Replace "Localize" with "Locate" in the material below and give it again with nothing else changed. Leave out the pictures.
-----
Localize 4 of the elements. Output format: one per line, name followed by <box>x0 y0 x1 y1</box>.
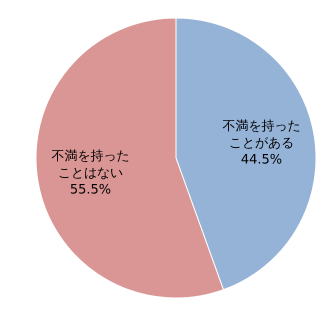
slice-label: 不満を持ったことはない <box>51 148 130 180</box>
data-label: 44.5% <box>240 152 282 168</box>
data-label: 55.5% <box>70 182 112 198</box>
slice-label: 不満を持ったことがある <box>222 118 301 151</box>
-----
### Output for this exercise:
Locate 4 of the elements. Output format: one per line, name followed by <box>x0 y0 x1 y1</box>.
slice-label: 不満を持ったことはない <box>51 148 130 180</box>
data-label: 44.5% <box>240 152 282 168</box>
data-label: 55.5% <box>70 182 112 198</box>
slice-label: 不満を持ったことがある <box>222 118 301 151</box>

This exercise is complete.